### The task
Using the records that follow, work out the number of lines with the word "Passer" in them; reply with that number only.

***

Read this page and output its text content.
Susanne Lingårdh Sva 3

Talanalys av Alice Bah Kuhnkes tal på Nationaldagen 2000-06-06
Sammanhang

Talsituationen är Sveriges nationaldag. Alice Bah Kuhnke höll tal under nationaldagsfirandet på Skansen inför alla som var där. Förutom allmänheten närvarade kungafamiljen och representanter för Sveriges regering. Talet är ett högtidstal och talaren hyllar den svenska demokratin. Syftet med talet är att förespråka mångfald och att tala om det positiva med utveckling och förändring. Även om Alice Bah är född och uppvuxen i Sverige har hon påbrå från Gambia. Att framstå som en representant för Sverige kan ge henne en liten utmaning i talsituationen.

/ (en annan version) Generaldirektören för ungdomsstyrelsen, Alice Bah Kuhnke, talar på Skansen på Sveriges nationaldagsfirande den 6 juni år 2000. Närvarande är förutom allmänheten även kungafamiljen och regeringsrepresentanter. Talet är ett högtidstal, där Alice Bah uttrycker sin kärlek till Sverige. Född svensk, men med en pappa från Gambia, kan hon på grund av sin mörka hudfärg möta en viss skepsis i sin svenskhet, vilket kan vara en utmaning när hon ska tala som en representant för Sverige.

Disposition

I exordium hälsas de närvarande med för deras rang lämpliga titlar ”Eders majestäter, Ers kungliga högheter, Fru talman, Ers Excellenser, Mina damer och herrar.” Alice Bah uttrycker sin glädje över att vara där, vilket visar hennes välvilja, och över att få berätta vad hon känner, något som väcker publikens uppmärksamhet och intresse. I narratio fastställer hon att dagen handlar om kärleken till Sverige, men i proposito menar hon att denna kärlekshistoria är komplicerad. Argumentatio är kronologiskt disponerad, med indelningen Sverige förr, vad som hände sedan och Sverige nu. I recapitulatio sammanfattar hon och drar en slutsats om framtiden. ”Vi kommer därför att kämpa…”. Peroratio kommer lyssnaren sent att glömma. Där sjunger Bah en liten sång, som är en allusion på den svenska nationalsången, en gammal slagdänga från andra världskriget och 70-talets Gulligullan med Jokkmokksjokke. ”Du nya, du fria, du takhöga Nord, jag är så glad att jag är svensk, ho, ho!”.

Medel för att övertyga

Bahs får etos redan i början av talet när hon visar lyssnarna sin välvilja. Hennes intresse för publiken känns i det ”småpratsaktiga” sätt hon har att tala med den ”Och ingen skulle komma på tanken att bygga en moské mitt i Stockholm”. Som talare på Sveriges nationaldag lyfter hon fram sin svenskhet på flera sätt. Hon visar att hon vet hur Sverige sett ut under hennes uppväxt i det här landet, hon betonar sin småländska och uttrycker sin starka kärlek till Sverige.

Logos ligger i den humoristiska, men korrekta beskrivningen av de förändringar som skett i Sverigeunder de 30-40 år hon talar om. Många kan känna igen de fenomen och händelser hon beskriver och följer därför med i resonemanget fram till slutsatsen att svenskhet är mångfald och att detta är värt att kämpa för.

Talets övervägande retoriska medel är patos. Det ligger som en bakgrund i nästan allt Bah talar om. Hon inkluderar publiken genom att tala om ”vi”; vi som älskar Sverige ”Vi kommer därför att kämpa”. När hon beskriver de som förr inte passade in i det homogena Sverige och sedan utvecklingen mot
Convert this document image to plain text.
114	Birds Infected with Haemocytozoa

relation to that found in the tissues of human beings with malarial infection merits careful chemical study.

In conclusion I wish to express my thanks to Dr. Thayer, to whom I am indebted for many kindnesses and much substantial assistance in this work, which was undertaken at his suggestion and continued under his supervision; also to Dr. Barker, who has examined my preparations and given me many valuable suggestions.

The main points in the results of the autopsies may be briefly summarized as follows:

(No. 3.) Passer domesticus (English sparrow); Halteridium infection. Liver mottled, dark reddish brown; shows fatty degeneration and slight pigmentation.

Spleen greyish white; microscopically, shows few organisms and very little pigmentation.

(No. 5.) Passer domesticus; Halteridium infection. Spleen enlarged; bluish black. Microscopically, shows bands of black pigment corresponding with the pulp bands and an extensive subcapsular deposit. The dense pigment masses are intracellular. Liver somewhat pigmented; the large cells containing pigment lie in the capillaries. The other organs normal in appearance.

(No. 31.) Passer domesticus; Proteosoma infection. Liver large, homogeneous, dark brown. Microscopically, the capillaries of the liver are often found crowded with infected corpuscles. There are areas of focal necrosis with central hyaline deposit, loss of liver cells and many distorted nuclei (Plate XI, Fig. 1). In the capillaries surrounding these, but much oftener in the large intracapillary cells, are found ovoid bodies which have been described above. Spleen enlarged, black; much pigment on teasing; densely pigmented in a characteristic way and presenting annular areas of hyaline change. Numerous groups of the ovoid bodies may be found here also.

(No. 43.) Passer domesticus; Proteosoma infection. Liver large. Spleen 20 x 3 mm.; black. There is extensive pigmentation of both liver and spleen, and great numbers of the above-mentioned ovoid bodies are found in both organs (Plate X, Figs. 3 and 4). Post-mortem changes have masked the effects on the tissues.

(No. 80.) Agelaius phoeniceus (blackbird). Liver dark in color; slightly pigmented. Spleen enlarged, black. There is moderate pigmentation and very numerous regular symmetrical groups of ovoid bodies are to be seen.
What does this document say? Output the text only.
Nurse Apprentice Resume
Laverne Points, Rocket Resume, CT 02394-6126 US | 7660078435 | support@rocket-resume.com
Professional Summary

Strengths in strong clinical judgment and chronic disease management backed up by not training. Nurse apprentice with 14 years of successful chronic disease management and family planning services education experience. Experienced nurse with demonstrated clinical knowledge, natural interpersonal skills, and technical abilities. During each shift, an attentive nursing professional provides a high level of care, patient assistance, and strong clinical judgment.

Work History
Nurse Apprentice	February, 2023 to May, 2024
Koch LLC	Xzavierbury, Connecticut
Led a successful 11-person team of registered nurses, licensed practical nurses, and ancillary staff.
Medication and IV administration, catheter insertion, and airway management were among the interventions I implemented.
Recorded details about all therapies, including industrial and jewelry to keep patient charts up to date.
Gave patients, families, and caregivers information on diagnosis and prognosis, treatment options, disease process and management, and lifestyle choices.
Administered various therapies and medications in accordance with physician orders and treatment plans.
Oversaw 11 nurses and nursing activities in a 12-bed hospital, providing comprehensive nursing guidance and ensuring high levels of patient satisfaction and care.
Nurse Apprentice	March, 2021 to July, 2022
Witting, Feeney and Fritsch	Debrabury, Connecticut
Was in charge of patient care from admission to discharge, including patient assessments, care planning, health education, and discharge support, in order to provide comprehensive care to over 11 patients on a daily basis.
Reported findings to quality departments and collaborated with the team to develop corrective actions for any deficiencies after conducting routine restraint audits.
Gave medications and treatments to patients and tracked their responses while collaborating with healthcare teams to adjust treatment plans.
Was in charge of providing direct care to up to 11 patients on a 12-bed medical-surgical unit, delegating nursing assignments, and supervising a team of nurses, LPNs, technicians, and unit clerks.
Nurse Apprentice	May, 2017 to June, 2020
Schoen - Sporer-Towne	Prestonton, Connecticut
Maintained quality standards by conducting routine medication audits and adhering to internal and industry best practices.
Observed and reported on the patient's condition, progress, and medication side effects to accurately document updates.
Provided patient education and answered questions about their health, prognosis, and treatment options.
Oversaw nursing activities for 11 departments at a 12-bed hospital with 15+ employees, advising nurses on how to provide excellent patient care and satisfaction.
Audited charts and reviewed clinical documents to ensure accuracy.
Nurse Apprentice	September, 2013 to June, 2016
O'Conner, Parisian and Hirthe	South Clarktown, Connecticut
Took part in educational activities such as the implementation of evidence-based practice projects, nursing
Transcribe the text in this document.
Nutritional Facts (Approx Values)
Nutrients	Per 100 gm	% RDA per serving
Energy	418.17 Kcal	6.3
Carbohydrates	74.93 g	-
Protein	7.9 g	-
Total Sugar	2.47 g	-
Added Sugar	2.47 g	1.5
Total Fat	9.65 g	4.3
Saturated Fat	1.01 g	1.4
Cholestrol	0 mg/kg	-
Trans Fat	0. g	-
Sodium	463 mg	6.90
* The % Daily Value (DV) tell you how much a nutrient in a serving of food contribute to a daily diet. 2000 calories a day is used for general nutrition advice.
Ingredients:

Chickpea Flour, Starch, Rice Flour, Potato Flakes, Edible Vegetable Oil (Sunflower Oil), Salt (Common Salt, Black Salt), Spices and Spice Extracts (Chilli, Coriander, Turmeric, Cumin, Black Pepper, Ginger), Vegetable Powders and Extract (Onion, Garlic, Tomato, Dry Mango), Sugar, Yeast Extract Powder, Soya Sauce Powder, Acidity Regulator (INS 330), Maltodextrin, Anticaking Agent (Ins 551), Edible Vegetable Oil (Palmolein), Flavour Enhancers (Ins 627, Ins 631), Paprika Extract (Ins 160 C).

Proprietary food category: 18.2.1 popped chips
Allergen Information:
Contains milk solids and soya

***

### Answer below
4